• Entries shown:
--------------------------------------------------

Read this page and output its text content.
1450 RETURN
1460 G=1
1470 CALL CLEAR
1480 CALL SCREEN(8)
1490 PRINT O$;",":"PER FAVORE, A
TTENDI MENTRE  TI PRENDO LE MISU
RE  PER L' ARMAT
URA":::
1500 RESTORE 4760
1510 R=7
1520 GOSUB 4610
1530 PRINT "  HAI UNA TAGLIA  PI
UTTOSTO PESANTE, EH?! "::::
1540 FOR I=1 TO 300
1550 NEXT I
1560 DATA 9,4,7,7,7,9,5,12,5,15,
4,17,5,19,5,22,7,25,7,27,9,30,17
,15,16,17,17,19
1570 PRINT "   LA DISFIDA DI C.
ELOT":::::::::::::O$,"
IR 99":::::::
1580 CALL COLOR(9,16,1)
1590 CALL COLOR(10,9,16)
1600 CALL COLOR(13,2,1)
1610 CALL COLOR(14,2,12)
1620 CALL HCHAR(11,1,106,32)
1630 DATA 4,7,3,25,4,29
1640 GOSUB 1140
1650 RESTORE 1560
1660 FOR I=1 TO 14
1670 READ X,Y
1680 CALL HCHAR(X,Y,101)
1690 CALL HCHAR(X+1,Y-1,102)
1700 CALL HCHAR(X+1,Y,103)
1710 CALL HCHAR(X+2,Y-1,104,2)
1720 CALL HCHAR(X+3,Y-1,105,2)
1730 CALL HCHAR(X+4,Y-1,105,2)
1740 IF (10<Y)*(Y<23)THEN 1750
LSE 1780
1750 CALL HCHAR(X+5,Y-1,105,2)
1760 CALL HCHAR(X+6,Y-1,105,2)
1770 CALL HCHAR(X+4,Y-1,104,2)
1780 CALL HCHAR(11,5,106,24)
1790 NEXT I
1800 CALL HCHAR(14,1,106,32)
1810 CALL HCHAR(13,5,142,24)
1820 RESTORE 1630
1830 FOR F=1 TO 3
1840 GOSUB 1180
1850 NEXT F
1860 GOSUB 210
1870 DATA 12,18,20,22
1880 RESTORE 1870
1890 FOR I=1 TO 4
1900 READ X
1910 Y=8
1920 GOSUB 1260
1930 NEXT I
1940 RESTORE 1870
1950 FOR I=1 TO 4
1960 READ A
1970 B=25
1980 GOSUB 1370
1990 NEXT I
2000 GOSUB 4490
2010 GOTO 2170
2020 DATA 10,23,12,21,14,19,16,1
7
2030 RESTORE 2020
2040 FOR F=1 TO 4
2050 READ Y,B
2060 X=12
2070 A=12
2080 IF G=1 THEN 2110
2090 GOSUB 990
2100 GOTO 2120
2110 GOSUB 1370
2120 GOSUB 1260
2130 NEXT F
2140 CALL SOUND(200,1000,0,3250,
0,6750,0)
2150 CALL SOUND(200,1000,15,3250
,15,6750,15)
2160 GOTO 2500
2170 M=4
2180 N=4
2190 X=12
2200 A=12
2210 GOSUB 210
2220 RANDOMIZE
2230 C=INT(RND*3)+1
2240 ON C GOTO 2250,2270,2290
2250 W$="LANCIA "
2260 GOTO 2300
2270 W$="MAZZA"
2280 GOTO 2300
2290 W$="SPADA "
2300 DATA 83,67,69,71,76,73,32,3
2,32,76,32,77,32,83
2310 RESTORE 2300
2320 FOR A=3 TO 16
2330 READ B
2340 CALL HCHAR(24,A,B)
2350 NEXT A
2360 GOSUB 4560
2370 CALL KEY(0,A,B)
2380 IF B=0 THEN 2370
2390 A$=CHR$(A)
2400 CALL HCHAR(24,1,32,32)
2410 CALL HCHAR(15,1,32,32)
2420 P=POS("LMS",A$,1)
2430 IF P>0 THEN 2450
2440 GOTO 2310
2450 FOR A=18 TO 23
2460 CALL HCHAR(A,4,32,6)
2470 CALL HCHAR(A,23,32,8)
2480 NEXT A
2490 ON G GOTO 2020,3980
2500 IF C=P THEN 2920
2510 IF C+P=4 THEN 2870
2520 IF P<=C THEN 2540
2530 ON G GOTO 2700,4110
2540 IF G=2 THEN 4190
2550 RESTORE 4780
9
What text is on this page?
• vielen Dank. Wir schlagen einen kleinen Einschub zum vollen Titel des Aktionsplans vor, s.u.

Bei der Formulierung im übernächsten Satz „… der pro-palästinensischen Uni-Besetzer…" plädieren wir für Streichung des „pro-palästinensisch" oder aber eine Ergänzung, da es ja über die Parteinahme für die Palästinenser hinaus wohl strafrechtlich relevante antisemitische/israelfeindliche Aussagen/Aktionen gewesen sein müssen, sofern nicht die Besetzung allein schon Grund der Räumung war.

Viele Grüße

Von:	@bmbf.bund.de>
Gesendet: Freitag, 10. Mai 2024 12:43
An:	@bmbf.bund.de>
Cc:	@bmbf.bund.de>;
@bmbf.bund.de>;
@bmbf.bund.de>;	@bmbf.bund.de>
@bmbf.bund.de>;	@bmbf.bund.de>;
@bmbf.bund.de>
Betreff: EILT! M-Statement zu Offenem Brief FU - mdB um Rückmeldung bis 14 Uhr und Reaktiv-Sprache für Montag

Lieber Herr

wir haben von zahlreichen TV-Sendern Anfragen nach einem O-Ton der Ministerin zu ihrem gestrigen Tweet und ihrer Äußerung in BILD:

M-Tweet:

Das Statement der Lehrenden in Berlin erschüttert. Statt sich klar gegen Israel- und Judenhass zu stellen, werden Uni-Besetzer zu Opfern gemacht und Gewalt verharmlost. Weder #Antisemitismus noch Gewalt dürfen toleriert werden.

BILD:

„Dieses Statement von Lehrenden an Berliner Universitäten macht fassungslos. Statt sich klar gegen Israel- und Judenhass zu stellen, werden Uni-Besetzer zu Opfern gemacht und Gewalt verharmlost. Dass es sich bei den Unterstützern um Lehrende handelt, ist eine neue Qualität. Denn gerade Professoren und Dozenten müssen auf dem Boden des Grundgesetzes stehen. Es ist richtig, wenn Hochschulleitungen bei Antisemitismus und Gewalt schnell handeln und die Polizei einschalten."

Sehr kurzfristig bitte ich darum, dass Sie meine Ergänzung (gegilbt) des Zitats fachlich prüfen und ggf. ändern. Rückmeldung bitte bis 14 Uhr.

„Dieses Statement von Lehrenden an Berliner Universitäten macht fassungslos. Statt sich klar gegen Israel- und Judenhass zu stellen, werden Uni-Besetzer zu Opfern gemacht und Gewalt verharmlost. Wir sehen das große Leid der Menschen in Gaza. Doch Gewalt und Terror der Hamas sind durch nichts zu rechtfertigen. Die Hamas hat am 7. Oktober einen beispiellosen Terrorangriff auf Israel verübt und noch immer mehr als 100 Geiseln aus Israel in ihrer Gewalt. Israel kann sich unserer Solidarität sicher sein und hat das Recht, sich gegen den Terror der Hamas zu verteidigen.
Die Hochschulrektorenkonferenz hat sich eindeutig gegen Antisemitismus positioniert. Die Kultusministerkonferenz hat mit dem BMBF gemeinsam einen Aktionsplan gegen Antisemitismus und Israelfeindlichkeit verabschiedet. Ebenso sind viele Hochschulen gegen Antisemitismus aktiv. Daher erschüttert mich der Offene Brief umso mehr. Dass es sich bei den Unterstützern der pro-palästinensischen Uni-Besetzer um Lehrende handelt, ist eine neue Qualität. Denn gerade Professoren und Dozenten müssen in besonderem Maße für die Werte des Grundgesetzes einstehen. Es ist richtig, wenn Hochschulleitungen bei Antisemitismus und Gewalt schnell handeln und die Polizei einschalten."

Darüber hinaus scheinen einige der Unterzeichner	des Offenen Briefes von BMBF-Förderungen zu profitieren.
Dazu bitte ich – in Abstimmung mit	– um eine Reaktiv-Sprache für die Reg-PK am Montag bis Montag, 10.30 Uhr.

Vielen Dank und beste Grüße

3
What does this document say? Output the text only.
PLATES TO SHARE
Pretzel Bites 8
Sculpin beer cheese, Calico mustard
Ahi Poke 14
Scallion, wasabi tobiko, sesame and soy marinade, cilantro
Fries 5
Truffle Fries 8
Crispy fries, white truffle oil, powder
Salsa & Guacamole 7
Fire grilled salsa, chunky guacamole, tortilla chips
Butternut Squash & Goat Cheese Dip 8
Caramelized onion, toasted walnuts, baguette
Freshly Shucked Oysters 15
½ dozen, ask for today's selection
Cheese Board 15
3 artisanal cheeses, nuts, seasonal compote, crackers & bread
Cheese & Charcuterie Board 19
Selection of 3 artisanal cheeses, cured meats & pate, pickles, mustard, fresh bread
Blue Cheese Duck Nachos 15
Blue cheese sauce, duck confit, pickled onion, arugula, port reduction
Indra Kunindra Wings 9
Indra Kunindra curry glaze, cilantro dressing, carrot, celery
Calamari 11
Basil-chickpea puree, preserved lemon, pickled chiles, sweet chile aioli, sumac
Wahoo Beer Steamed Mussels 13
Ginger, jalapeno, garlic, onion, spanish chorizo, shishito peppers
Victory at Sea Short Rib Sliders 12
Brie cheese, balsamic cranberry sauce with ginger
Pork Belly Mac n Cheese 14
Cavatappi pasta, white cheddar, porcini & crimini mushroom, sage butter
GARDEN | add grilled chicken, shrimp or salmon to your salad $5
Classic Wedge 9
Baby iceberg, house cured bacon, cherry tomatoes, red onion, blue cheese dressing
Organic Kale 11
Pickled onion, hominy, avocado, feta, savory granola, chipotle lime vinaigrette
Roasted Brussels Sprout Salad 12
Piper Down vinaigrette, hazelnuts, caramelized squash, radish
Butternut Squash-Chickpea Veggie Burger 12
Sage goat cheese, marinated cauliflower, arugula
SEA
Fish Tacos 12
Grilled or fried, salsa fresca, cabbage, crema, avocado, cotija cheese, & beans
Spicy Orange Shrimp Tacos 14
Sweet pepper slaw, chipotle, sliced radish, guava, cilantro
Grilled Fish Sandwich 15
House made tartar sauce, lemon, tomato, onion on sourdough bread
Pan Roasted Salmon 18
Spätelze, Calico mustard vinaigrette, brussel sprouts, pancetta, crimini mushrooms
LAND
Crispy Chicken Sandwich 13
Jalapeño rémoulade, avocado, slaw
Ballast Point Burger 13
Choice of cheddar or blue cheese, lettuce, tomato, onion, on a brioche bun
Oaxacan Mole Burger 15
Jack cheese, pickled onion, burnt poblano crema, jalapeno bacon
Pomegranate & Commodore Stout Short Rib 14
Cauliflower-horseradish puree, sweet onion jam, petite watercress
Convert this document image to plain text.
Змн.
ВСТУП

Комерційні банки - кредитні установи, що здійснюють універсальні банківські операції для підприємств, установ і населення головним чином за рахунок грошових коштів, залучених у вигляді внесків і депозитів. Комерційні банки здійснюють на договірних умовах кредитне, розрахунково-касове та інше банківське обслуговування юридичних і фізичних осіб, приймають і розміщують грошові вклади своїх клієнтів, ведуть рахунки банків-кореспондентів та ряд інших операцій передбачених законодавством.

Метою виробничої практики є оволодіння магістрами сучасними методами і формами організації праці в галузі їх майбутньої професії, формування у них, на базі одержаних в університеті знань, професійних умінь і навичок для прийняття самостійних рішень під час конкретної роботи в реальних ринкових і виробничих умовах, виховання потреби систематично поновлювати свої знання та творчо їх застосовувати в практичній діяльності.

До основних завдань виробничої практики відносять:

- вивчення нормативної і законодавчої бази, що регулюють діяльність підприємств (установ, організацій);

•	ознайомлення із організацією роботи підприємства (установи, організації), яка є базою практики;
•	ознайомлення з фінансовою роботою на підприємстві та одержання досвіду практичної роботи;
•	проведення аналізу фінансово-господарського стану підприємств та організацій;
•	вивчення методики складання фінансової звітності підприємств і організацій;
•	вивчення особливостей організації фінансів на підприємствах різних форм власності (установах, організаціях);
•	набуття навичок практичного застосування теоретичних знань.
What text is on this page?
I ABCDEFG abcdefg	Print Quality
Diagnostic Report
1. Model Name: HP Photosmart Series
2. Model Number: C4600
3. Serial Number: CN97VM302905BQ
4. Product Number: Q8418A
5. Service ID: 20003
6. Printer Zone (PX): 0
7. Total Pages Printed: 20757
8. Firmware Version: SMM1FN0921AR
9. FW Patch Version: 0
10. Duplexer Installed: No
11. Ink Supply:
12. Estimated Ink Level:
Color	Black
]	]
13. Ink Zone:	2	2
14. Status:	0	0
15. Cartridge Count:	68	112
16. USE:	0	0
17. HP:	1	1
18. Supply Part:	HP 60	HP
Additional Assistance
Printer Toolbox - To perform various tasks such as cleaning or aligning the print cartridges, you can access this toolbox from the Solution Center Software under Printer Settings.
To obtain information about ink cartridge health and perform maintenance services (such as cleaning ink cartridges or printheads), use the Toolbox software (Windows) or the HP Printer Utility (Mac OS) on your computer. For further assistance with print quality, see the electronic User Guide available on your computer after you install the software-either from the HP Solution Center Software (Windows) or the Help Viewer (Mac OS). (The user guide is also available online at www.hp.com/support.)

--------------------------------------------------

• Problem to solve: In the listing above, find the lines holding the word "Dieses" and copy them.

• Answer in full:
„Dieses Statement von Lehrenden an Berliner Universitäten macht fassungslos. Statt sich klar gegen Israel- und Judenhass zu stellen, werden Uni-Besetzer zu Opfern gemacht und Gewalt verharmlost. Dass es sich bei den Unterstützern um Lehrende handelt, ist eine neue Qualität. Denn gerade Professoren und Dozenten müssen auf dem Boden des Grundgesetzes stehen. Es ist richtig, wenn Hochschulleitungen bei Antisemitismus und Gewalt schnell handeln und die Polizei einschalten."
„Dieses Statement von Lehrenden an Berliner Universitäten macht fassungslos. Statt sich klar gegen Israel- und Judenhass zu stellen, werden Uni-Besetzer zu Opfern gemacht und Gewalt verharmlost. Wir sehen das große Leid der Menschen in Gaza. Doch Gewalt und Terror der Hamas sind durch nichts zu rechtfertigen. Die Hamas hat am 7. Oktober einen beispiellosen Terrorangriff auf Israel verübt und noch immer mehr als 100 Geiseln aus Israel in ihrer Gewalt. Israel kann sich unserer Solidarität sicher sein und hat das Recht, sich gegen den Terror der Hamas zu verteidigen.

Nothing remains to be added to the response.